Word for word, give the material below again, minus any images.

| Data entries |

________________________

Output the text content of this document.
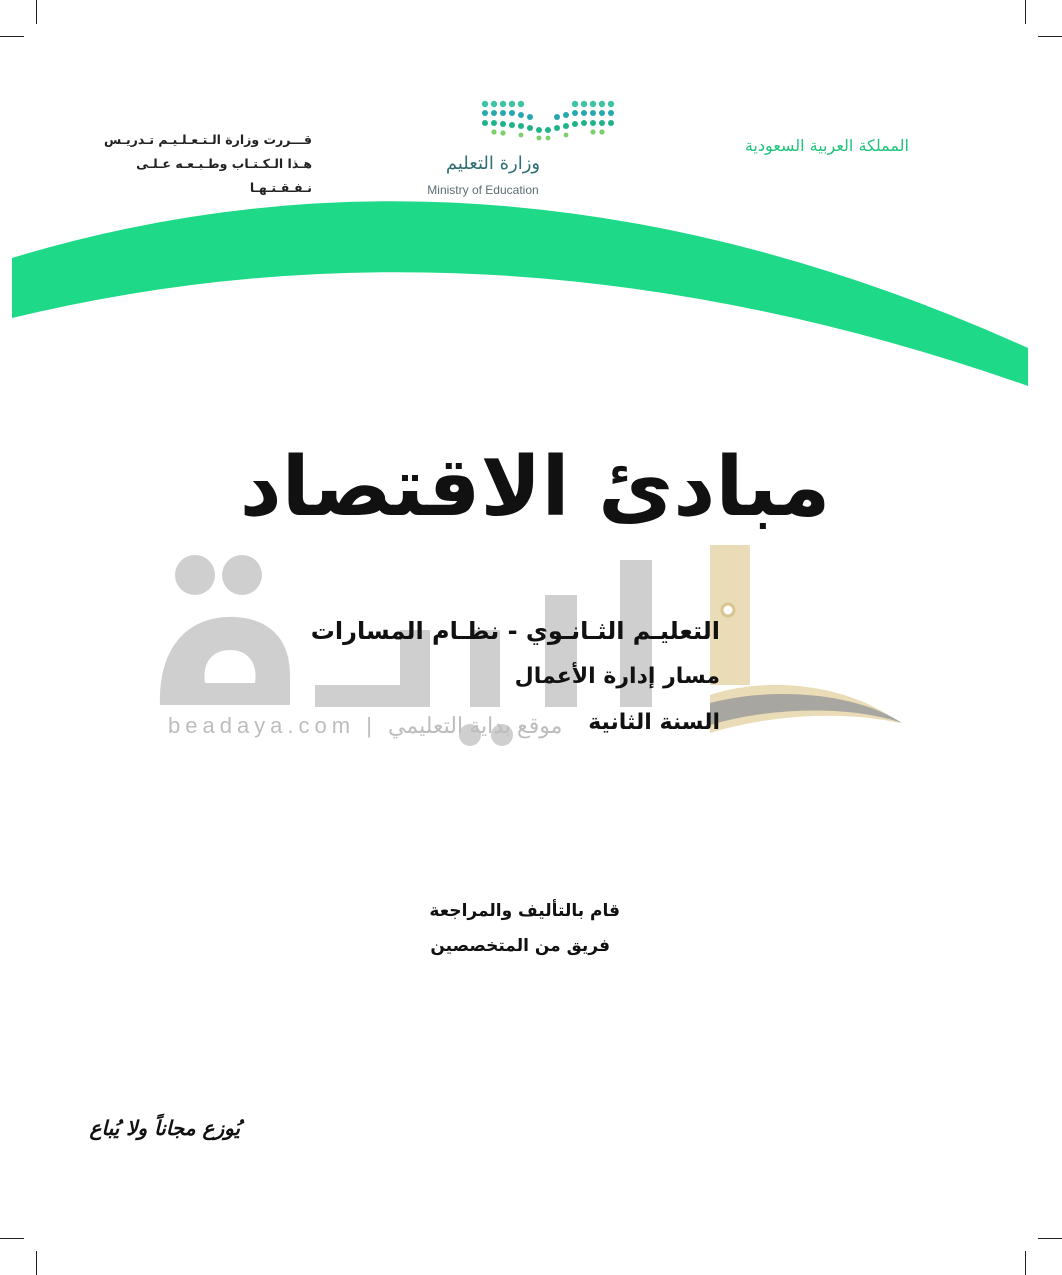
المملكة العربية السعودية
قـــررت وزارة الـتـعـلـيـم تـدريـس
هـذا الـكـتـاب وطـبـعـه عـلـى نـفـقـتـهـا
وزارة التعليم
Ministry of Education
beadaya.com | موقع بداية التعليمي
مبادئ الاقتصاد
التعليـم الثـانـوي - نظـام المسارات
مسار إدارة الأعمال
السنة الثانية
قام بالتأليف والمراجعة
فريق من المتخصصين
يُوزع مجاناً ولا يُباع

________________________

| Written solution |
Output the text content of this document.
المملكة العربية السعودية
قـــررت وزارة الـتـعـلـيـم تـدريـس
هـذا الـكـتـاب وطـبـعـه عـلـى نـفـقـتـهـا
وزارة التعليم
Ministry of Education
beadaya.com | موقع بداية التعليمي
مبادئ الاقتصاد
التعليـم الثـانـوي - نظـام المسارات
مسار إدارة الأعمال
السنة الثانية
قام بالتأليف والمراجعة
فريق من المتخصصين
يُوزع مجاناً ولا يُباع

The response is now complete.